# [Exercise objective]
Copy each line of the data below exactly, leaving out pictures.

# [Dataset content]

━━━

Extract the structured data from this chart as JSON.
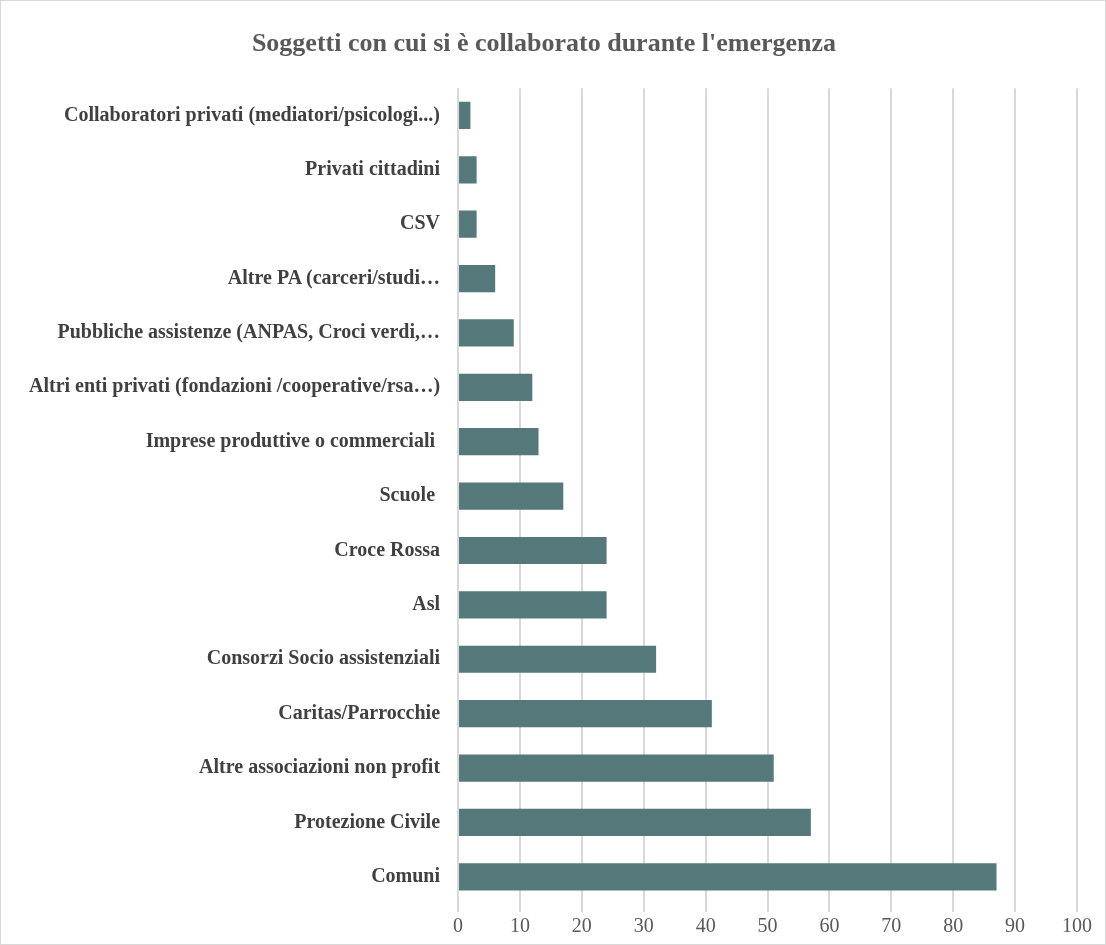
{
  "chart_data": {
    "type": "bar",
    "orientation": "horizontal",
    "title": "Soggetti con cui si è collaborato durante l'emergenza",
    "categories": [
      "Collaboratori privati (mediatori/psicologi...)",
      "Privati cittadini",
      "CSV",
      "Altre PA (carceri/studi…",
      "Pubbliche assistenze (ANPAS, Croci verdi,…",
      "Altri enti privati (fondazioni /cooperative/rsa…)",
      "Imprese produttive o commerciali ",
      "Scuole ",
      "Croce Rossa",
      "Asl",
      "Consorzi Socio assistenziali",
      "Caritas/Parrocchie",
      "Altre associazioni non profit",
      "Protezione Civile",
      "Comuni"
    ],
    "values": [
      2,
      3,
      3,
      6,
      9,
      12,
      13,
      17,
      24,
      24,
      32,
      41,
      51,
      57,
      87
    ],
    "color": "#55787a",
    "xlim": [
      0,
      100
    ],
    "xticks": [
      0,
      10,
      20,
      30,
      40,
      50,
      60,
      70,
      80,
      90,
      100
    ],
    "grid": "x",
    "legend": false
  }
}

━━━

# [Task response]
Extract the structured data from this chart as JSON.
{
  "chart_data": {
    "type": "bar",
    "orientation": "horizontal",
    "title": "Soggetti con cui si è collaborato durante l'emergenza",
    "categories": [
      "Collaboratori privati (mediatori/psicologi...)",
      "Privati cittadini",
      "CSV",
      "Altre PA (carceri/studi…",
      "Pubbliche assistenze (ANPAS, Croci verdi,…",
      "Altri enti privati (fondazioni /cooperative/rsa…)",
      "Imprese produttive o commerciali ",
      "Scuole ",
      "Croce Rossa",
      "Asl",
      "Consorzi Socio assistenziali",
      "Caritas/Parrocchie",
      "Altre associazioni non profit",
      "Protezione Civile",
      "Comuni"
    ],
    "values": [
      2,
      3,
      3,
      6,
      9,
      12,
      13,
      17,
      24,
      24,
      32,
      41,
      51,
      57,
      87
    ],
    "color": "#55787a",
    "xlim": [
      0,
      100
    ],
    "xticks": [
      0,
      10,
      20,
      30,
      40,
      50,
      60,
      70,
      80,
      90,
      100
    ],
    "grid": "x",
    "legend": false
  }
}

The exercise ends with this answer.